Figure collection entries
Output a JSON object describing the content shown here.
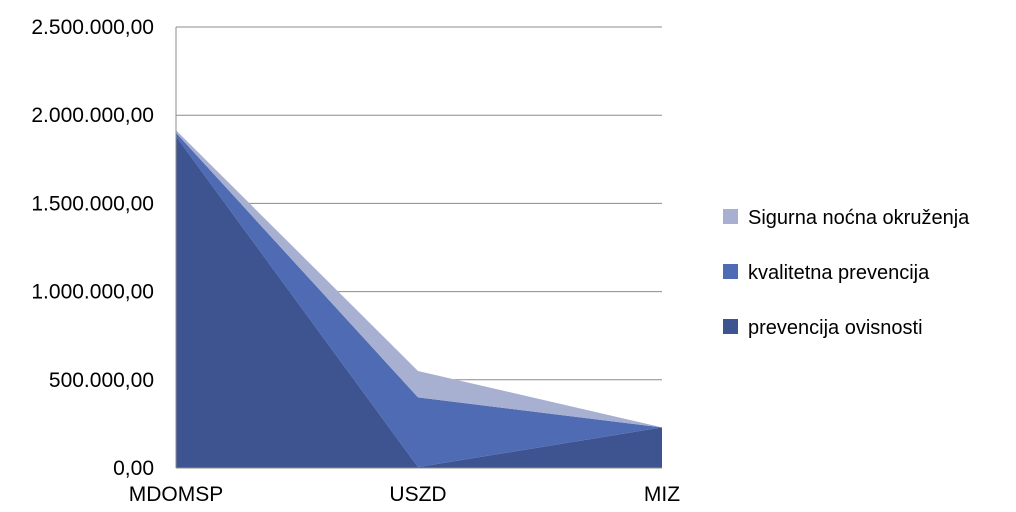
{
  "chart_data": {
    "type": "area",
    "stacked": true,
    "categories": [
      "MDOMSP",
      "USZD",
      "MIZ"
    ],
    "series": [
      {
        "name": "prevencija ovisnosti",
        "values": [
          1880000,
          5000,
          230000
        ],
        "color": "#3d5490"
      },
      {
        "name": "kvalitetna prevencija",
        "values": [
          20000,
          395000,
          0
        ],
        "color": "#4f6bb4"
      },
      {
        "name": "Sigurna noćna okruženja",
        "values": [
          15000,
          150000,
          0
        ],
        "color": "#a8b0d2"
      }
    ],
    "yticks": [
      "0,00",
      "500.000,00",
      "1.000.000,00",
      "1.500.000,00",
      "2.000.000,00",
      "2.500.000,00"
    ],
    "ylim": [
      0,
      2500000
    ],
    "grid": true,
    "legend_position": "right",
    "legend_order": [
      "Sigurna noćna okruženja",
      "kvalitetna prevencija",
      "prevencija ovisnosti"
    ]
  }
}
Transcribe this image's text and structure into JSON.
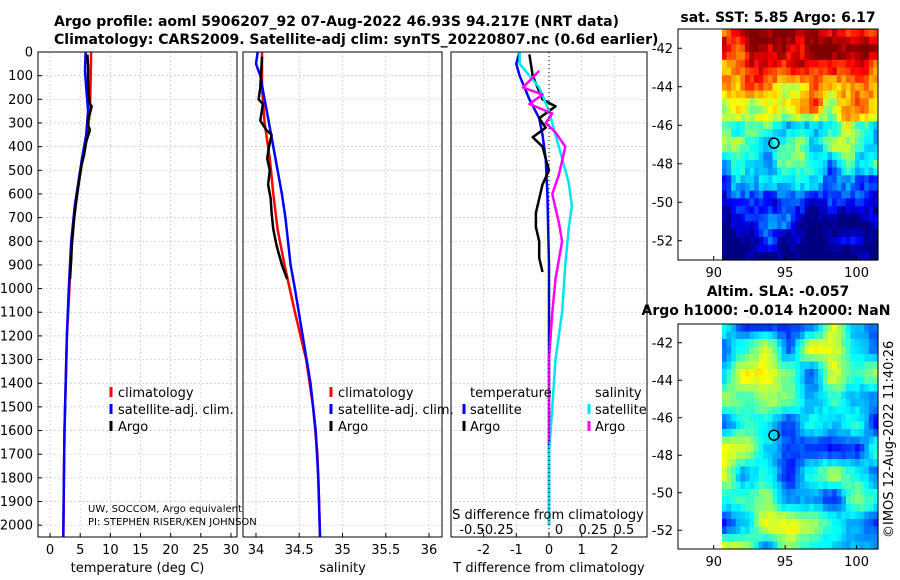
{
  "header": {
    "line1": "Argo profile: aoml 5906207_92 07-Aug-2022 46.93S 94.217E (NRT data)",
    "line2": "Climatology: CARS2009. Satellite-adj clim: synTS_20220807.nc (0.6d earlier)"
  },
  "colors": {
    "climatology": "#ff0000",
    "satellite": "#0000ff",
    "argo": "#000000",
    "cyan": "#00e5ee",
    "magenta": "#ff00ff"
  },
  "depth_axis": {
    "ticks": [
      0,
      100,
      200,
      300,
      400,
      500,
      600,
      700,
      800,
      900,
      1000,
      1100,
      1200,
      1300,
      1400,
      1500,
      1600,
      1700,
      1800,
      1900,
      2000
    ],
    "ylim": [
      0,
      2050
    ]
  },
  "chart_data": [
    {
      "type": "line",
      "id": "temperature",
      "xlabel": "temperature (deg C)",
      "xlim": [
        -2,
        31
      ],
      "xticks": [
        0,
        5,
        10,
        15,
        20,
        25,
        30
      ],
      "xtick_labels": [
        "0",
        "5",
        "10",
        "15",
        "20",
        "25",
        "30"
      ],
      "legend": [
        "climatology",
        "satellite-adj. clim.",
        "Argo"
      ],
      "note": [
        "UW, SOCCOM, Argo equivalent",
        "PI: STEPHEN RISER/KEN JOHNSON"
      ],
      "series": [
        {
          "name": "climatology",
          "color": "#ff0000",
          "width": 2.5,
          "points": [
            [
              6.8,
              0
            ],
            [
              6.7,
              150
            ],
            [
              6.6,
              250
            ],
            [
              6.2,
              350
            ],
            [
              5.4,
              450
            ],
            [
              4.8,
              550
            ],
            [
              4.2,
              650
            ],
            [
              3.6,
              800
            ],
            [
              3.2,
              1000
            ],
            [
              2.8,
              1200
            ],
            [
              2.6,
              1400
            ],
            [
              2.4,
              1600
            ],
            [
              2.3,
              1800
            ],
            [
              2.2,
              2050
            ]
          ]
        },
        {
          "name": "satellite-adj. clim.",
          "color": "#0000ff",
          "width": 2.5,
          "points": [
            [
              5.9,
              0
            ],
            [
              5.8,
              80
            ],
            [
              6.0,
              150
            ],
            [
              6.3,
              250
            ],
            [
              6.0,
              350
            ],
            [
              5.3,
              450
            ],
            [
              4.7,
              550
            ],
            [
              4.1,
              650
            ],
            [
              3.5,
              800
            ],
            [
              3.1,
              1000
            ],
            [
              2.8,
              1200
            ],
            [
              2.6,
              1400
            ],
            [
              2.4,
              1600
            ],
            [
              2.3,
              1800
            ],
            [
              2.2,
              2050
            ]
          ]
        },
        {
          "name": "Argo",
          "color": "#000000",
          "width": 2.5,
          "points": [
            [
              6.2,
              10
            ],
            [
              6.3,
              60
            ],
            [
              6.3,
              120
            ],
            [
              6.4,
              180
            ],
            [
              6.6,
              220
            ],
            [
              6.9,
              230
            ],
            [
              6.7,
              250
            ],
            [
              6.2,
              300
            ],
            [
              6.6,
              330
            ],
            [
              6.0,
              380
            ],
            [
              5.6,
              440
            ],
            [
              5.2,
              480
            ],
            [
              4.9,
              530
            ],
            [
              4.6,
              580
            ],
            [
              4.3,
              640
            ],
            [
              4.0,
              700
            ],
            [
              3.8,
              760
            ],
            [
              3.6,
              820
            ],
            [
              3.5,
              880
            ],
            [
              3.3,
              960
            ]
          ]
        }
      ]
    },
    {
      "type": "line",
      "id": "salinity",
      "xlabel": "salinity",
      "xlim": [
        33.85,
        36.15
      ],
      "xticks": [
        34,
        34.5,
        35,
        35.5,
        36
      ],
      "xtick_labels": [
        "34",
        "34.5",
        "35",
        "35.5",
        "36"
      ],
      "legend": [
        "climatology",
        "satellite-adj. clim.",
        "Argo"
      ],
      "series": [
        {
          "name": "climatology",
          "color": "#ff0000",
          "width": 2.5,
          "points": [
            [
              34.07,
              0
            ],
            [
              34.07,
              150
            ],
            [
              34.1,
              300
            ],
            [
              34.16,
              450
            ],
            [
              34.2,
              600
            ],
            [
              34.25,
              750
            ],
            [
              34.33,
              900
            ],
            [
              34.45,
              1100
            ],
            [
              34.58,
              1300
            ],
            [
              34.66,
              1500
            ],
            [
              34.71,
              1700
            ],
            [
              34.73,
              1900
            ],
            [
              34.74,
              2050
            ]
          ]
        },
        {
          "name": "satellite-adj. clim.",
          "color": "#0000ff",
          "width": 2.5,
          "points": [
            [
              34.02,
              0
            ],
            [
              34.0,
              50
            ],
            [
              34.05,
              100
            ],
            [
              34.1,
              200
            ],
            [
              34.15,
              300
            ],
            [
              34.2,
              400
            ],
            [
              34.25,
              500
            ],
            [
              34.3,
              600
            ],
            [
              34.34,
              700
            ],
            [
              34.37,
              800
            ],
            [
              34.4,
              900
            ],
            [
              34.45,
              1000
            ],
            [
              34.54,
              1200
            ],
            [
              34.63,
              1400
            ],
            [
              34.69,
              1600
            ],
            [
              34.72,
              1800
            ],
            [
              34.74,
              2050
            ]
          ]
        },
        {
          "name": "Argo",
          "color": "#000000",
          "width": 2.5,
          "points": [
            [
              34.07,
              20
            ],
            [
              34.06,
              80
            ],
            [
              34.05,
              150
            ],
            [
              34.03,
              200
            ],
            [
              34.08,
              220
            ],
            [
              34.05,
              290
            ],
            [
              34.12,
              330
            ],
            [
              34.18,
              350
            ],
            [
              34.15,
              400
            ],
            [
              34.13,
              450
            ],
            [
              34.16,
              500
            ],
            [
              34.14,
              560
            ],
            [
              34.17,
              620
            ],
            [
              34.18,
              680
            ],
            [
              34.2,
              750
            ],
            [
              34.24,
              820
            ],
            [
              34.3,
              900
            ],
            [
              34.36,
              960
            ]
          ]
        }
      ]
    },
    {
      "type": "line",
      "id": "difference",
      "xlabel": "T difference from climatology",
      "xlabel_top": "S difference from climatology",
      "xlim": [
        -3,
        3
      ],
      "xticks": [
        -2,
        -1,
        0,
        1,
        2
      ],
      "xtick_labels": [
        "-2",
        "-1",
        "0",
        "1",
        "2"
      ],
      "s_ticks": [
        -0.5,
        -0.25,
        0,
        0.25,
        0.5
      ],
      "s_tick_labels": [
        "-0.5",
        "-0.25",
        "0",
        "0.25",
        "0.5"
      ],
      "legend_headers": [
        "temperature",
        "salinity"
      ],
      "legend_left": [
        "satellite",
        "Argo"
      ],
      "legend_right": [
        "satellite",
        "Argo"
      ],
      "series": [
        {
          "name": "temperature satellite",
          "color": "#0000ff",
          "width": 2.5,
          "points": [
            [
              -0.9,
              0
            ],
            [
              -1.0,
              50
            ],
            [
              -0.9,
              100
            ],
            [
              -0.6,
              200
            ],
            [
              -0.3,
              280
            ],
            [
              -0.2,
              350
            ],
            [
              -0.1,
              450
            ],
            [
              -0.05,
              600
            ],
            [
              0,
              900
            ],
            [
              0,
              1200
            ],
            [
              0,
              1600
            ],
            [
              0,
              2000
            ]
          ]
        },
        {
          "name": "temperature Argo",
          "color": "#000000",
          "width": 2.5,
          "points": [
            [
              -0.6,
              10
            ],
            [
              -0.5,
              100
            ],
            [
              -0.2,
              200
            ],
            [
              0.2,
              230
            ],
            [
              -0.3,
              280
            ],
            [
              -0.1,
              320
            ],
            [
              -0.5,
              360
            ],
            [
              -0.2,
              400
            ],
            [
              -0.1,
              450
            ],
            [
              0,
              500
            ],
            [
              -0.2,
              560
            ],
            [
              -0.3,
              620
            ],
            [
              -0.4,
              680
            ],
            [
              -0.4,
              740
            ],
            [
              -0.3,
              800
            ],
            [
              -0.3,
              870
            ],
            [
              -0.2,
              930
            ]
          ]
        },
        {
          "name": "salinity satellite",
          "color": "#00e5ee",
          "width": 2.5,
          "points": [
            [
              -0.9,
              0
            ],
            [
              -0.9,
              50
            ],
            [
              -0.3,
              150
            ],
            [
              0,
              250
            ],
            [
              0.2,
              350
            ],
            [
              0.4,
              450
            ],
            [
              0.6,
              550
            ],
            [
              0.7,
              650
            ],
            [
              0.6,
              750
            ],
            [
              0.5,
              900
            ],
            [
              0.4,
              1100
            ],
            [
              0.2,
              1300
            ],
            [
              0.1,
              1500
            ],
            [
              0,
              1700
            ],
            [
              0,
              2000
            ]
          ]
        },
        {
          "name": "salinity Argo",
          "color": "#ff00ff",
          "width": 2.5,
          "points": [
            [
              -0.3,
              80
            ],
            [
              -0.8,
              150
            ],
            [
              -0.2,
              180
            ],
            [
              -0.6,
              220
            ],
            [
              0.1,
              260
            ],
            [
              -0.1,
              300
            ],
            [
              0.2,
              340
            ],
            [
              0.5,
              400
            ],
            [
              0.4,
              460
            ],
            [
              0.3,
              520
            ],
            [
              0.1,
              600
            ],
            [
              0.2,
              660
            ],
            [
              0.3,
              720
            ],
            [
              0.4,
              800
            ],
            [
              0.3,
              880
            ],
            [
              0.2,
              960
            ],
            [
              0.1,
              1100
            ],
            [
              0,
              1300
            ],
            [
              0,
              1650
            ]
          ]
        }
      ]
    },
    {
      "type": "heatmap",
      "id": "sst-map",
      "title": "sat. SST: 5.85 Argo: 6.17",
      "xlim": [
        87.5,
        101.5
      ],
      "ylim": [
        -53,
        -41
      ],
      "xticks": [
        90,
        95,
        100
      ],
      "yticks": [
        -52,
        -50,
        -48,
        -46,
        -44,
        -42
      ],
      "argo_point": [
        94.22,
        -46.93
      ]
    },
    {
      "type": "heatmap",
      "id": "sla-map",
      "title_line1": "Altim. SLA: -0.057",
      "title_line2": "Argo h1000: -0.014 h2000: NaN",
      "xlim": [
        87.5,
        101.5
      ],
      "ylim": [
        -53,
        -41
      ],
      "xticks": [
        90,
        95,
        100
      ],
      "yticks": [
        -52,
        -50,
        -48,
        -46,
        -44,
        -42
      ],
      "argo_point": [
        94.22,
        -46.93
      ]
    }
  ],
  "timestamp": "©IMOS 12-Aug-2022 11:40:26"
}
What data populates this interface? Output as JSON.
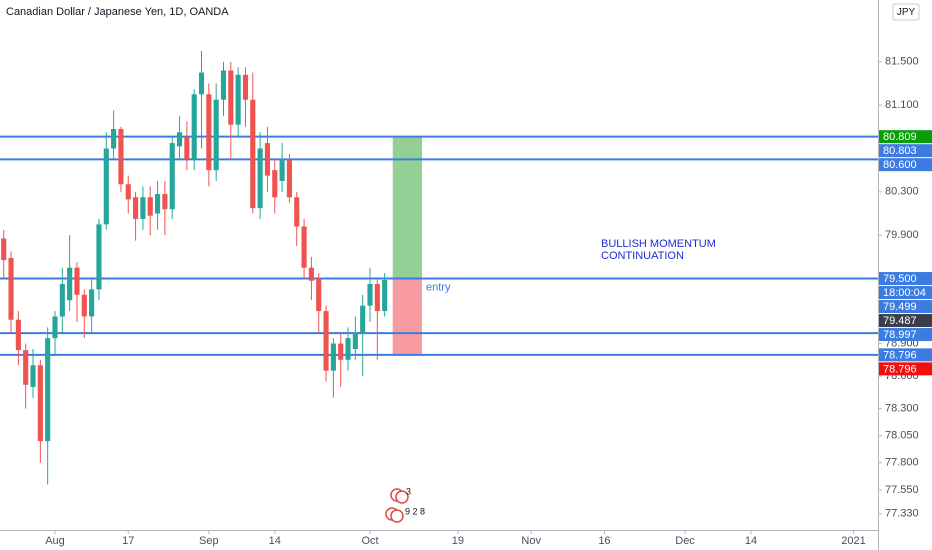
{
  "chart_data": {
    "type": "candlestick",
    "title": "Canadian Dollar / Japanese Yen, 1D, OANDA",
    "currency": "JPY",
    "annotation": [
      "BULLISH MOMENTUM",
      "CONTINUATION"
    ],
    "annotation_color": "#1c2bd6",
    "up_color": "#26a69a",
    "down_color": "#ef5350",
    "line_color": "#3c7be0",
    "x": [
      0,
      1,
      2,
      3,
      4,
      5,
      6,
      7,
      8,
      9,
      10,
      11,
      12,
      13,
      14,
      15,
      16,
      17,
      18,
      19,
      20,
      21,
      22,
      23,
      24,
      25,
      26,
      27,
      28,
      29,
      30,
      31,
      32,
      33,
      34,
      35,
      36,
      37,
      38,
      39,
      40,
      41,
      42,
      43,
      44,
      45,
      46,
      47,
      48,
      49,
      50,
      51,
      52
    ],
    "series": [
      {
        "open": [
          79.87,
          79.69,
          79.12,
          78.84,
          78.5,
          78.7,
          78.0,
          78.95,
          79.15,
          79.3,
          79.6,
          79.35,
          79.15,
          79.4,
          80.0,
          80.7,
          80.88,
          80.37,
          80.25,
          80.05,
          80.25,
          80.1,
          80.28,
          80.14,
          80.72,
          80.8,
          80.6,
          81.2,
          81.2,
          80.5,
          81.15,
          81.42,
          80.92,
          81.38,
          81.15,
          80.15,
          80.75,
          80.5,
          80.4,
          80.6,
          80.25,
          79.98,
          79.6,
          79.5,
          79.2,
          78.65,
          78.9,
          78.75,
          78.85,
          79.0,
          79.25,
          79.45,
          79.2
        ],
        "high": [
          79.95,
          79.75,
          79.2,
          78.9,
          78.85,
          78.75,
          79.05,
          79.2,
          79.6,
          79.9,
          79.65,
          79.4,
          79.5,
          80.05,
          80.85,
          81.05,
          80.9,
          80.45,
          80.3,
          80.35,
          80.35,
          80.4,
          80.4,
          80.8,
          81.0,
          80.95,
          81.25,
          81.6,
          81.3,
          81.3,
          81.5,
          81.5,
          81.45,
          81.45,
          81.4,
          80.85,
          80.9,
          80.6,
          80.75,
          80.65,
          80.3,
          80.05,
          79.7,
          79.55,
          79.25,
          78.95,
          79.0,
          79.05,
          79.15,
          79.35,
          79.6,
          79.5,
          79.55
        ],
        "low": [
          79.5,
          79.0,
          78.7,
          78.3,
          78.4,
          77.8,
          77.6,
          78.8,
          79.0,
          79.2,
          79.1,
          78.95,
          79.0,
          79.3,
          79.95,
          80.6,
          80.3,
          80.1,
          79.85,
          79.95,
          79.9,
          79.95,
          79.9,
          80.05,
          80.6,
          80.5,
          80.5,
          80.7,
          80.35,
          80.4,
          81.0,
          80.6,
          80.8,
          80.9,
          80.1,
          80.05,
          80.3,
          80.1,
          80.3,
          80.2,
          79.8,
          79.5,
          79.3,
          79.0,
          78.55,
          78.4,
          78.5,
          78.65,
          78.75,
          78.6,
          79.1,
          78.75,
          79.15
        ],
        "close": [
          79.67,
          79.12,
          78.84,
          78.52,
          78.7,
          78.0,
          78.95,
          79.15,
          79.45,
          79.6,
          79.35,
          79.15,
          79.4,
          80.0,
          80.7,
          80.88,
          80.37,
          80.23,
          80.05,
          80.25,
          80.08,
          80.28,
          80.14,
          80.75,
          80.85,
          80.6,
          81.2,
          81.4,
          80.5,
          81.15,
          81.42,
          80.92,
          81.38,
          81.15,
          80.15,
          80.7,
          80.45,
          80.25,
          80.6,
          80.25,
          79.98,
          79.6,
          79.48,
          79.2,
          78.65,
          78.9,
          78.75,
          78.95,
          79.0,
          79.25,
          79.45,
          79.2,
          79.487
        ]
      }
    ],
    "xlim": [
      -0.507,
      119.34
    ],
    "xticks": [
      {
        "value": 7,
        "label": "Aug"
      },
      {
        "value": 17,
        "label": "17"
      },
      {
        "value": 28,
        "label": "Sep"
      },
      {
        "value": 37,
        "label": "14"
      },
      {
        "value": 50,
        "label": "Oct"
      },
      {
        "value": 62,
        "label": "19"
      },
      {
        "value": 72,
        "label": "Nov"
      },
      {
        "value": 82,
        "label": "16"
      },
      {
        "value": 93,
        "label": "Dec"
      },
      {
        "value": 102,
        "label": "14"
      },
      {
        "value": 116,
        "label": "2021"
      }
    ],
    "ylim": [
      77.18,
      82.07
    ],
    "yticks": [
      {
        "value": 81.5,
        "label": "81.500"
      },
      {
        "value": 81.1,
        "label": "81.100"
      },
      {
        "value": 80.3,
        "label": "80.300"
      },
      {
        "value": 79.9,
        "label": "79.900"
      },
      {
        "value": 78.9,
        "label": "78.900"
      },
      {
        "value": 78.6,
        "label": "78.600"
      },
      {
        "value": 78.3,
        "label": "78.300"
      },
      {
        "value": 78.05,
        "label": "78.050"
      },
      {
        "value": 77.8,
        "label": "77.800"
      },
      {
        "value": 77.55,
        "label": "77.550"
      },
      {
        "value": 77.33,
        "label": "77.330"
      }
    ],
    "hlines": [
      80.809,
      80.6,
      79.5,
      78.997,
      78.796
    ],
    "position": {
      "start": 53.1,
      "end": 57.1,
      "target": 80.809,
      "entry": 79.5,
      "stop": 78.796,
      "label": "entry"
    },
    "price_labels": [
      {
        "value": 80.809,
        "label": "80.809",
        "color": "#089e08"
      },
      {
        "value": 80.803,
        "label": "80.803",
        "color": "#3c7be0"
      },
      {
        "value": 80.6,
        "label": "80.600",
        "color": "#3c7be0"
      },
      {
        "value": 79.5,
        "label": "79.500",
        "color": "#3c7be0"
      },
      {
        "value": 79.499,
        "label": "79.499",
        "color": "#3c7be0"
      },
      {
        "value": 79.487,
        "label": "79.487",
        "color": "#3a3e4a"
      },
      {
        "value": 78.997,
        "label": "78.997",
        "color": "#3c7be0"
      },
      {
        "value": 78.796,
        "label": "78.796",
        "color": "#3c7be0"
      },
      {
        "value": 78.796,
        "label": "78.796",
        "color": "#f01010"
      }
    ],
    "countdown": "18:00:04",
    "events": [
      "3",
      "9 2 8"
    ]
  }
}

> [What the task requires]
Check each line above for the word "this" and give the number of lines that have it, nothing else.

> [Exercise response]
2